_CONSIGNE 1_.
Reproduisez fidèlement le passage de la tribune allant de "TRIBUNE – L’abdication" jusqu'à "à un putsch.".

_DOCUMENT SOURCE_.

· · · ·

TRIBUNE – L’abdication du roi d’Espagne, Juan Carlos, en a surpris plus d’un, particulièrement au sein du monde arabe où les monarques, voire les présidents, sont vissés à vie sur leur trône qu’ils ne quittent, généralement, que sur une civière à l’article de la mort ou suite à un putsch.
Certes, le roi Carlos était fragilisé par les scandales financiers de son entourage familier direct, particulièrement ceux de sa propre fille et de son gendre et lui-même souffrait des séquelles d’un accident, lors d’une partie secrète de chasse à l’éléphant, au Botswana, alors que l’Espagne était noyée jusqu’au cou dans le marasme économique, mais le peuple l’affectionnait bien. N’a-t-il pas, entre autres, su et pu établir la démocratie dans le pays et cela dès son accession sur le trône en 1975, à la mort du dictateur Franco ? Celui-ci l’a choisi pour lui succéder à ce poste et l’a «entraîné» pour cette délicate fonction dans une Espagne déchirée.
Un roi qui abdique, vous ne verrez pas cela au Proche-Orient. Et des fois, c’est le fils qui détrône le père. C’est la mésaventure qui est arrivée au sultan d’Oman qui était, à l’époque, en visite officielle en Tunisie quand son descendant, Kabous, l’a, tout bonnement, déposé. Il le fit cantonner au Royaume-Uni et son père mourut en exil…
Récemment, l’ambitieux émir du Qatar, qui tenait à jouer un grand rôle politique à la tête du monde arabe et même international sans aucun rapport avec l’étroitesse de son minuscule territoire pétrolier, s’est trouvé acculé à remettre les rênes du pouvoir à son fils, novice en la matière. Cela s’est fait sous les coups de boutoir de Washington. La Maison-Blanche lui reprochait, en effet, d’aider les rebelles djihadistes en Libye, auteurs de la tuerie de Benghazi où quatre Américains, dont l’ambassadeur, ont été atrocement assassinés. De surcroît, l’émir Hamad Ben Khalifa Al-Thani s’est attiré l’animosité de l’Arabie Saoudite pour s’être allié aux Frères Musulmans de Morsi, dégagé et emprisonné depuis.
Dans le monde arabe, exception faite du Liban, où l’alternative du pouvoir est entrée dans les mœurs et probablement en Tunisie qui est sur le chemin de la démocratie effective, présidents et monarques ne cèdent nullement le pouvoir de leur propre chef à moins qu’ils n’y soient contraints par la force. Et certains d’entre eux vont jusqu’à préférer marcher sur le cadavre de leur propre père afin de se maintenir à la tête de l’Etat que de renoncer à un iota de leurs prérogatives.

· · · ·

_LISTING_.
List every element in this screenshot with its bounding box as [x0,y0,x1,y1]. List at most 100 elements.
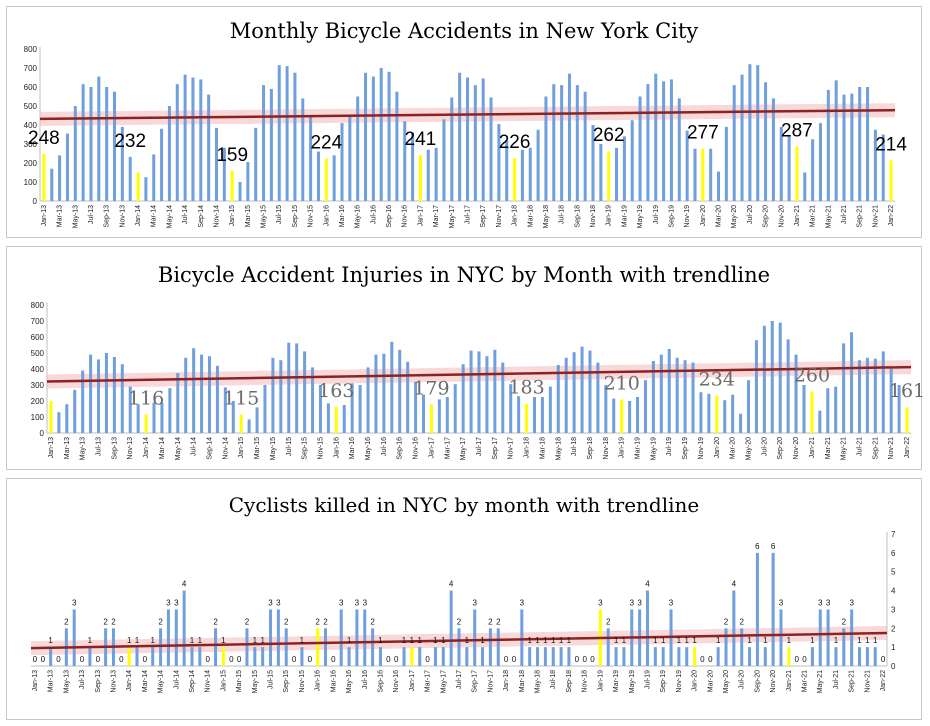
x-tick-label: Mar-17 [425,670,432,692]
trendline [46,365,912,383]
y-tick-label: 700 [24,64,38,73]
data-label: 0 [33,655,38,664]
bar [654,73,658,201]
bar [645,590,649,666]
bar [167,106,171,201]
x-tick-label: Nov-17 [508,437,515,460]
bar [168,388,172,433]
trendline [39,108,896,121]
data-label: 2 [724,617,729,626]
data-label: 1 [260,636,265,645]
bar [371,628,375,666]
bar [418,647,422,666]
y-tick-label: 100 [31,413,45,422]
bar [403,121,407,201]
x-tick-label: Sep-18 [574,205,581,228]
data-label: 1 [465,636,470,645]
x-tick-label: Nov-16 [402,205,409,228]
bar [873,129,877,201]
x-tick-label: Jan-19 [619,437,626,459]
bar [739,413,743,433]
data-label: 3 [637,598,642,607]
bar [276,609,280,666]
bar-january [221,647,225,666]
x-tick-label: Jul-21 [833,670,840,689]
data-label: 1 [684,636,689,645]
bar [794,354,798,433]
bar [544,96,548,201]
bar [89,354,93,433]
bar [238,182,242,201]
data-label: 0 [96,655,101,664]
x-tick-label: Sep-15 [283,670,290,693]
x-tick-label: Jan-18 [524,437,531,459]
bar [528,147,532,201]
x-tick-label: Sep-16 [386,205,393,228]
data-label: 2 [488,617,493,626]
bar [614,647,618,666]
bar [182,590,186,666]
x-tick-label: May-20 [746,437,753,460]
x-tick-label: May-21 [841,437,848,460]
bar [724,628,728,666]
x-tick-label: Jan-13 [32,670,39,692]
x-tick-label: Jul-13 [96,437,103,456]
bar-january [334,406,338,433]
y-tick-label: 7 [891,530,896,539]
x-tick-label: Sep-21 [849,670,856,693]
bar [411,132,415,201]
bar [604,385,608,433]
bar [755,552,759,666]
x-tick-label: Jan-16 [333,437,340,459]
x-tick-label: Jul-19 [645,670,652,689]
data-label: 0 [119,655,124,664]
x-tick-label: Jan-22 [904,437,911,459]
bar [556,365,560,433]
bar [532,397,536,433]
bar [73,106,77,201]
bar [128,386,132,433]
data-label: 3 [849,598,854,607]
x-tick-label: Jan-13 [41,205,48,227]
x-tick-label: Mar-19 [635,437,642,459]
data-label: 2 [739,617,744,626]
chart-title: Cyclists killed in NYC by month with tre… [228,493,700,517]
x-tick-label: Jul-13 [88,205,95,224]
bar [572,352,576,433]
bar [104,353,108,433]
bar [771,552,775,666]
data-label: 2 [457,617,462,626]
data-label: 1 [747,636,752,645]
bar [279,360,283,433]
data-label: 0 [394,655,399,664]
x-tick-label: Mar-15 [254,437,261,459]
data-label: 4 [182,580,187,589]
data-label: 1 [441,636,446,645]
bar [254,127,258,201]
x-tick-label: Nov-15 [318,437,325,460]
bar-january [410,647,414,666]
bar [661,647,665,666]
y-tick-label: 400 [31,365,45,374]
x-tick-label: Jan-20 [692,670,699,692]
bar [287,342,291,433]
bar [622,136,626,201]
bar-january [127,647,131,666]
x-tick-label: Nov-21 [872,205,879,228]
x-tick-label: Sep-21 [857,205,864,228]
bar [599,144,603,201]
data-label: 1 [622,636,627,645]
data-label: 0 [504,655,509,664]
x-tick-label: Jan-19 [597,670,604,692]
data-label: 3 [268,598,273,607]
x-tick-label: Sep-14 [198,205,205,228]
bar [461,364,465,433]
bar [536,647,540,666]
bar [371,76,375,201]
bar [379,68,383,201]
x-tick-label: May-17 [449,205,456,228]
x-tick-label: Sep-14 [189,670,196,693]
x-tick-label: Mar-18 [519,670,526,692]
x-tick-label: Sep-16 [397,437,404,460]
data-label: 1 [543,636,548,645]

· · · ·

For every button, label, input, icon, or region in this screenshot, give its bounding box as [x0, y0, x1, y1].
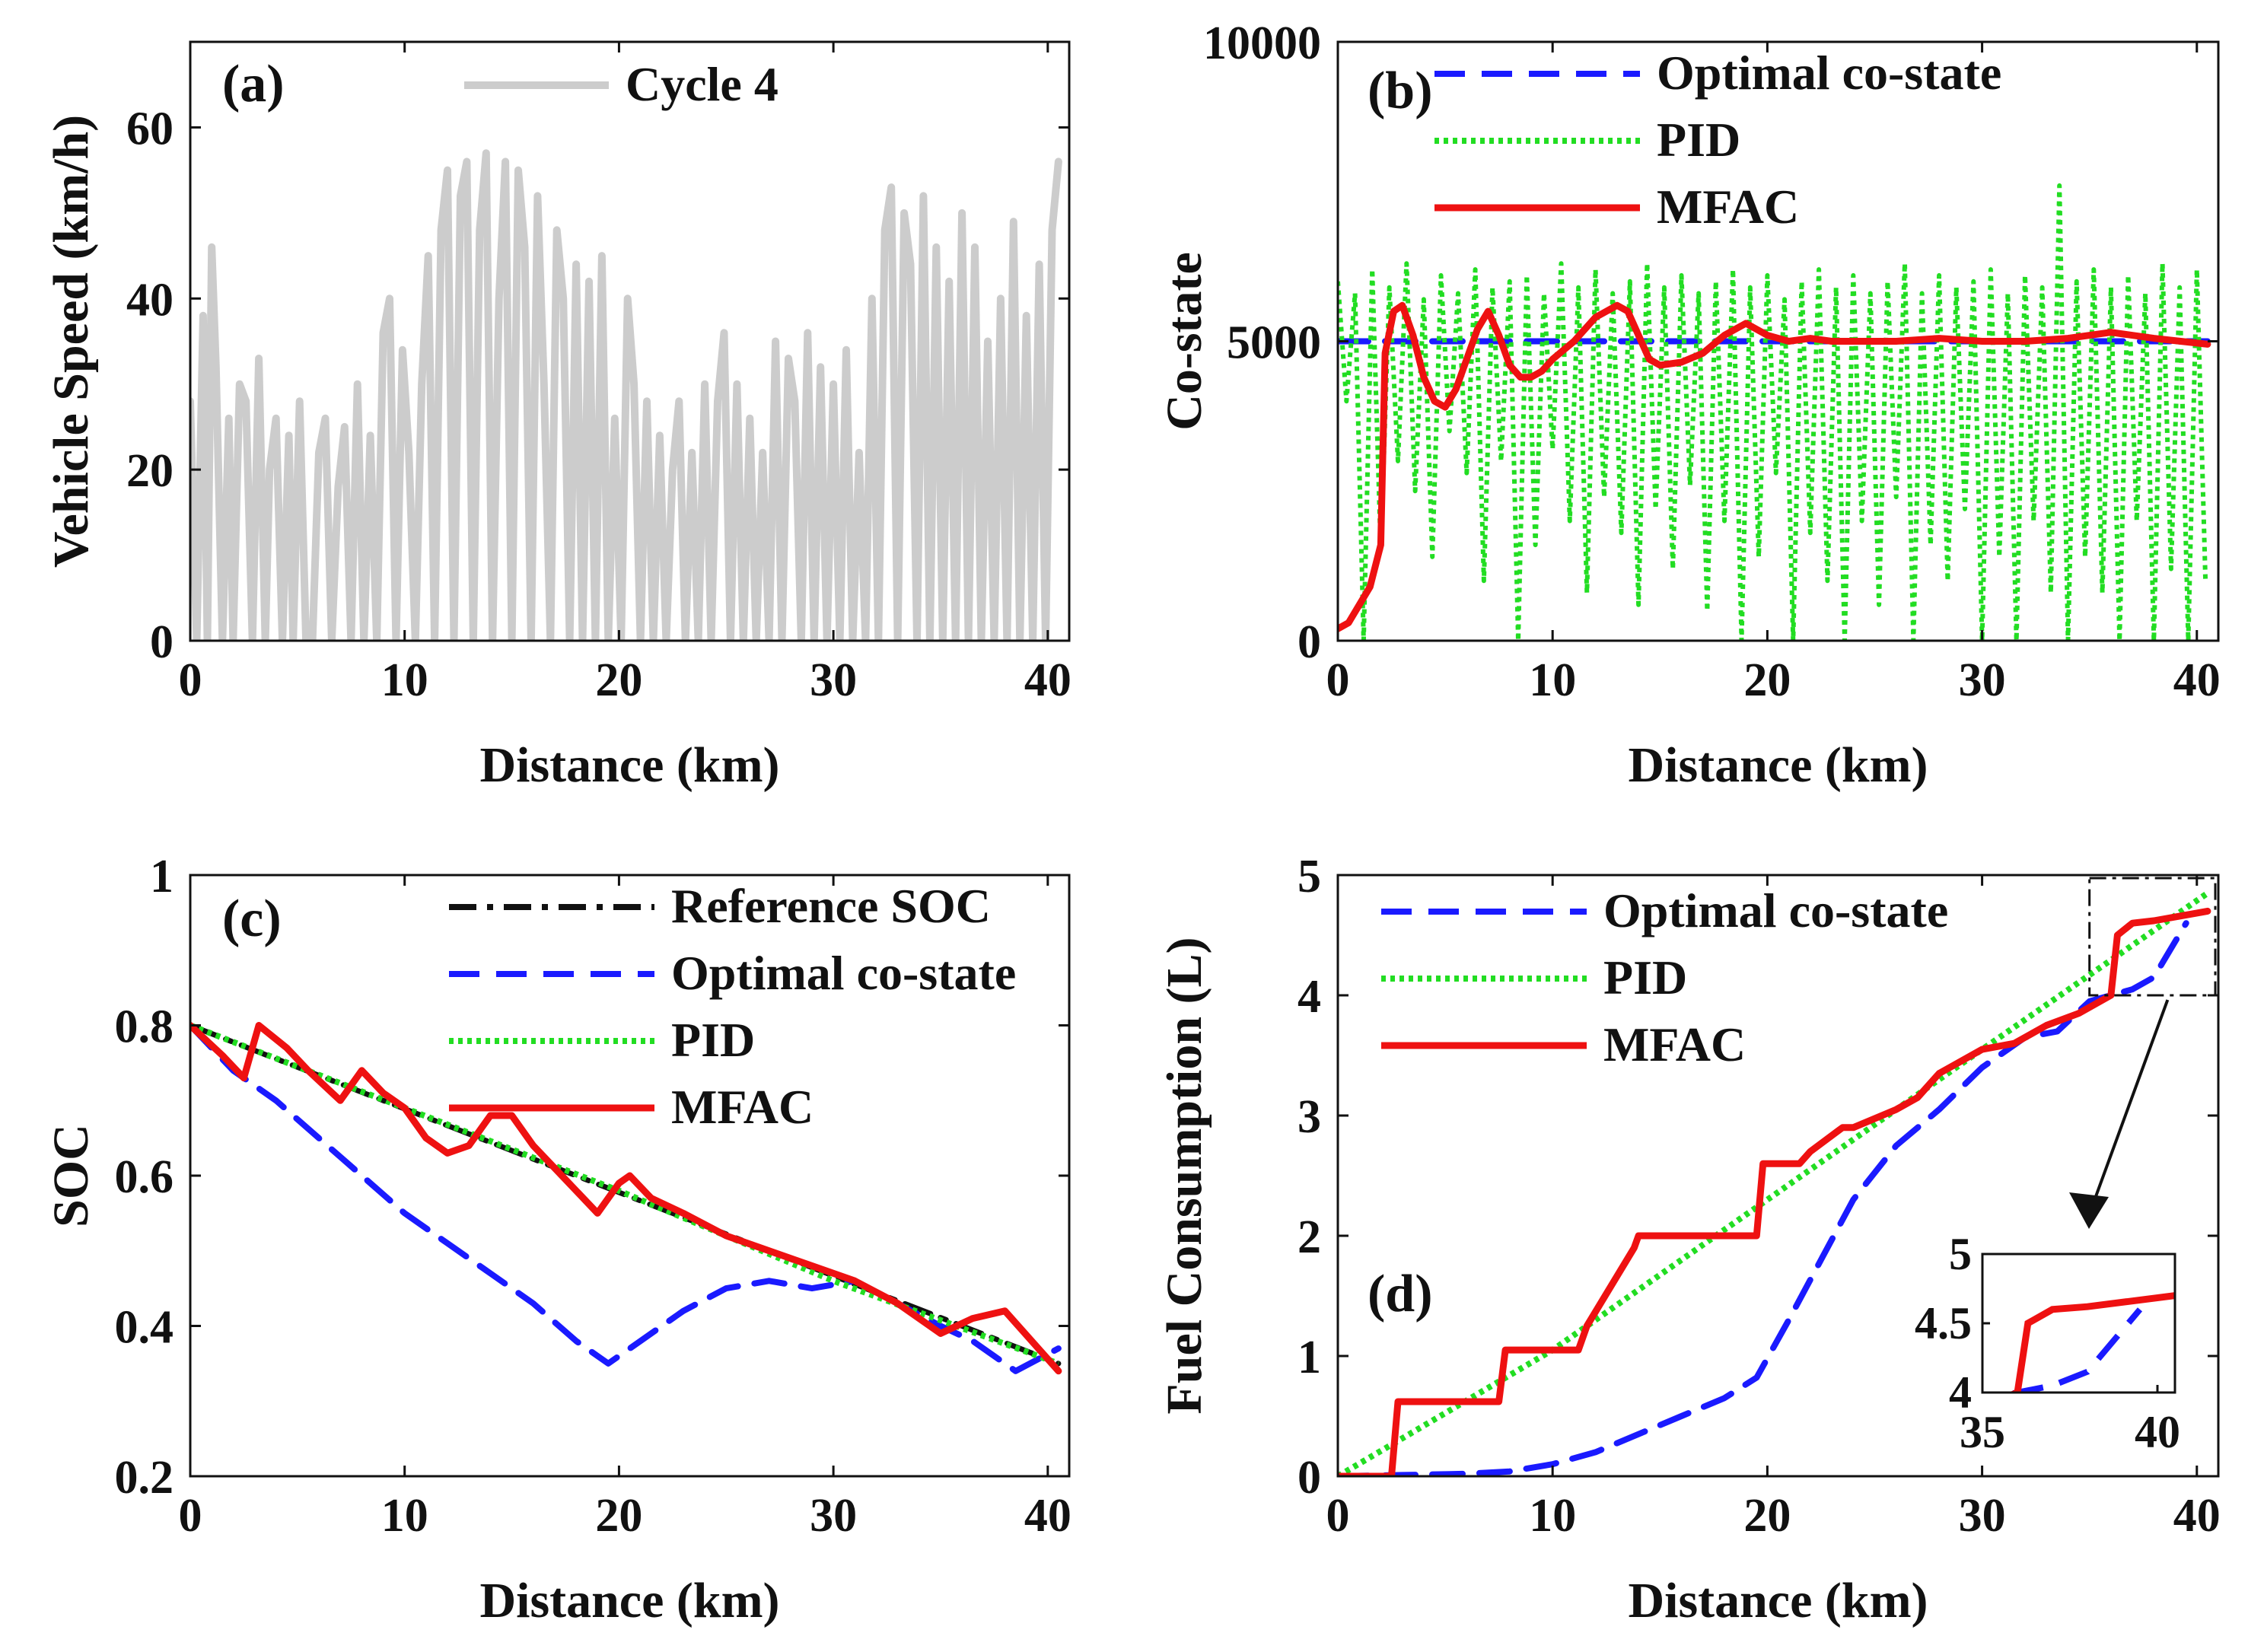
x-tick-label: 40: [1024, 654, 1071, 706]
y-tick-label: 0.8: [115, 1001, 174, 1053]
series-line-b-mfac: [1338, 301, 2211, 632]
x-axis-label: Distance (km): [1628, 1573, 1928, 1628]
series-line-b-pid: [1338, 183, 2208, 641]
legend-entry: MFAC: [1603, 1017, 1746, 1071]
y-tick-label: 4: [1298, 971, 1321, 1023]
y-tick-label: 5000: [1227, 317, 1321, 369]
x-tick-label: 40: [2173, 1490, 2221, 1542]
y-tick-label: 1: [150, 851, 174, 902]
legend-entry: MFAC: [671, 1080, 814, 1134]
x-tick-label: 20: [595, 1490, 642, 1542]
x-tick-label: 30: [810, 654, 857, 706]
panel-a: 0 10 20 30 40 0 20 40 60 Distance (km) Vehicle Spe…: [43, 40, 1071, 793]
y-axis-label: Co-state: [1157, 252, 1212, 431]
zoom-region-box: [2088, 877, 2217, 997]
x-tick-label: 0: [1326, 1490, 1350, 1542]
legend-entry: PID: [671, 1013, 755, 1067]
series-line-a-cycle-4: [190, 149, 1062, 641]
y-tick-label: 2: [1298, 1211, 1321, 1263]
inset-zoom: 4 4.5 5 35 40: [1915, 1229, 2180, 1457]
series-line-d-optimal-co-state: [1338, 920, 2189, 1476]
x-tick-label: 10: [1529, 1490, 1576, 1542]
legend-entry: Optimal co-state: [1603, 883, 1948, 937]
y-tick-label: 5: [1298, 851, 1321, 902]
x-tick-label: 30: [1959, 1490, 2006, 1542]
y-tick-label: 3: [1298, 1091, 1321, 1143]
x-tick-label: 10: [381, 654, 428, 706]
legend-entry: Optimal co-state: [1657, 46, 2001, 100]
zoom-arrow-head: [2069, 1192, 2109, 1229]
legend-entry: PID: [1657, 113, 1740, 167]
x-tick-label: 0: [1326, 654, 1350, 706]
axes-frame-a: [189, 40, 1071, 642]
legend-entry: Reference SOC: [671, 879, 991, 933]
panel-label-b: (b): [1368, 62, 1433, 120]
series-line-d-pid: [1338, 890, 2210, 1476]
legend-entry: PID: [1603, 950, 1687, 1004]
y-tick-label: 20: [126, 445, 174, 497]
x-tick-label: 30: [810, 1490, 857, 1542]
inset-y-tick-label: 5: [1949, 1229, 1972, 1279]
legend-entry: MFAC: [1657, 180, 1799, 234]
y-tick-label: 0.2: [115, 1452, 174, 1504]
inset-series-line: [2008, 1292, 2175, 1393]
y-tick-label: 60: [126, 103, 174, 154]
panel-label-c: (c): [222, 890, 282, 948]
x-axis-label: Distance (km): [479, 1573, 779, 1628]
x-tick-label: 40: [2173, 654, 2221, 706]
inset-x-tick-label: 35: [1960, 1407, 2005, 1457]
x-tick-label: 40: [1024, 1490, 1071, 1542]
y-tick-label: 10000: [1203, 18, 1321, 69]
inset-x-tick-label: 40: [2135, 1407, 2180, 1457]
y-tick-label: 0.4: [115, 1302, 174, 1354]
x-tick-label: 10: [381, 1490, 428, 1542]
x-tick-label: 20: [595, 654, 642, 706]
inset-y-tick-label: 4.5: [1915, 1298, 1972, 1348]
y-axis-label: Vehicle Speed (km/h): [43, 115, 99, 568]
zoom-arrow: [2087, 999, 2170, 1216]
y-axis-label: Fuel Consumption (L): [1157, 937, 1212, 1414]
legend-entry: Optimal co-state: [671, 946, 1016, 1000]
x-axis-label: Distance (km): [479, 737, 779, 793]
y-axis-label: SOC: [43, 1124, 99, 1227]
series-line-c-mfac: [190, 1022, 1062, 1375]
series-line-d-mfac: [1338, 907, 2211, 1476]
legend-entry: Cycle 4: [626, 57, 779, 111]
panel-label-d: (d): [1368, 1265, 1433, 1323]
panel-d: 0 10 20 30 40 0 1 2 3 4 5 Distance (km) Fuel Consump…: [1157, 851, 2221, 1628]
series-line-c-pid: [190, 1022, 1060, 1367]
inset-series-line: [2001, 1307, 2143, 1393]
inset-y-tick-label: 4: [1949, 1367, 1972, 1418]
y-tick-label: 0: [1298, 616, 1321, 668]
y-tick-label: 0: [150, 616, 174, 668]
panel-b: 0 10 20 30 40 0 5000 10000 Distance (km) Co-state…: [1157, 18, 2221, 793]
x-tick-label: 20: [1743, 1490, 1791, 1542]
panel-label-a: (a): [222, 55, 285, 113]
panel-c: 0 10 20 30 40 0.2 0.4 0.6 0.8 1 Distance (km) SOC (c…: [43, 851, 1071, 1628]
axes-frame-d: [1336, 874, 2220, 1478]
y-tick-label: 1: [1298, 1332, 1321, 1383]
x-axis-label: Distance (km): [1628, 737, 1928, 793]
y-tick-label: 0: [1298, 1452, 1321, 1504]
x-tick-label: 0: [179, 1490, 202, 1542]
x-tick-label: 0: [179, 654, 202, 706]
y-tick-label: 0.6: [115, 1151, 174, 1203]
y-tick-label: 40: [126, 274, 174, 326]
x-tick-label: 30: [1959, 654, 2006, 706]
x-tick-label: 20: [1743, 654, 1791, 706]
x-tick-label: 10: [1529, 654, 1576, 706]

· · · ·

_CONSIGNE 2_.
Retranscrivez à l'identique les lignes du listing allant de celle qui contient "x-tick-label: 40: [1024, 654, 1071, 706]" jusqu'à celle qui contient "zoom-arrow-head: [2069, 1192, 2109, 1229]", ces deux lignes comprises, et uniquement celles-là.

_RÉPONSE COMPLÈTE 1_.
TRIBUNE – L’abdication du roi d’Espagne, Juan Carlos, en a surpris plus d’un, particulièrement au sein du monde arabe où les monarques, voire les présidents, sont vissés à vie sur leur trône qu’ils ne quittent, généralement, que sur une civière à l’article de la mort ou suite à un putsch.

_RÉPONSE COMPLÈTE 2_.
x-tick-label: 40: [1024, 654, 1071, 706]
y-tick-label: 0.8: [115, 1001, 174, 1053]
series-line-b-mfac: [1338, 301, 2211, 632]
x-axis-label: Distance (km): [1628, 1573, 1928, 1628]
series-line-b-pid: [1338, 183, 2208, 641]
legend-entry: MFAC: [1603, 1017, 1746, 1071]
y-tick-label: 4: [1298, 971, 1321, 1023]
y-tick-label: 5000: [1227, 317, 1321, 369]
x-tick-label: 40: [2173, 1490, 2221, 1542]
y-tick-label: 1: [150, 851, 174, 902]
legend-entry: MFAC: [671, 1080, 814, 1134]
x-tick-label: 20: [595, 1490, 642, 1542]
x-tick-label: 30: [810, 654, 857, 706]
panel-a: 0 10 20 30 40 0 20 40 60 Distance (km) Vehicle Spe…: [43, 40, 1071, 793]
y-axis-label: Co-state: [1157, 252, 1212, 431]
zoom-region-box: [2088, 877, 2217, 997]
x-tick-label: 0: [1326, 1490, 1350, 1542]
legend-entry: PID: [671, 1013, 755, 1067]
series-line-a-cycle-4: [190, 149, 1062, 641]
y-tick-label: 2: [1298, 1211, 1321, 1263]
inset-zoom: 4 4.5 5 35 40: [1915, 1229, 2180, 1457]
series-line-d-optimal-co-state: [1338, 920, 2189, 1476]
x-tick-label: 10: [1529, 1490, 1576, 1542]
legend-entry: Optimal co-state: [1603, 883, 1948, 937]
y-tick-label: 5: [1298, 851, 1321, 902]
x-tick-label: 30: [1959, 1490, 2006, 1542]
y-tick-label: 3: [1298, 1091, 1321, 1143]
x-tick-label: 10: [381, 654, 428, 706]
legend-entry: Optimal co-state: [1657, 46, 2001, 100]
zoom-arrow-head: [2069, 1192, 2109, 1229]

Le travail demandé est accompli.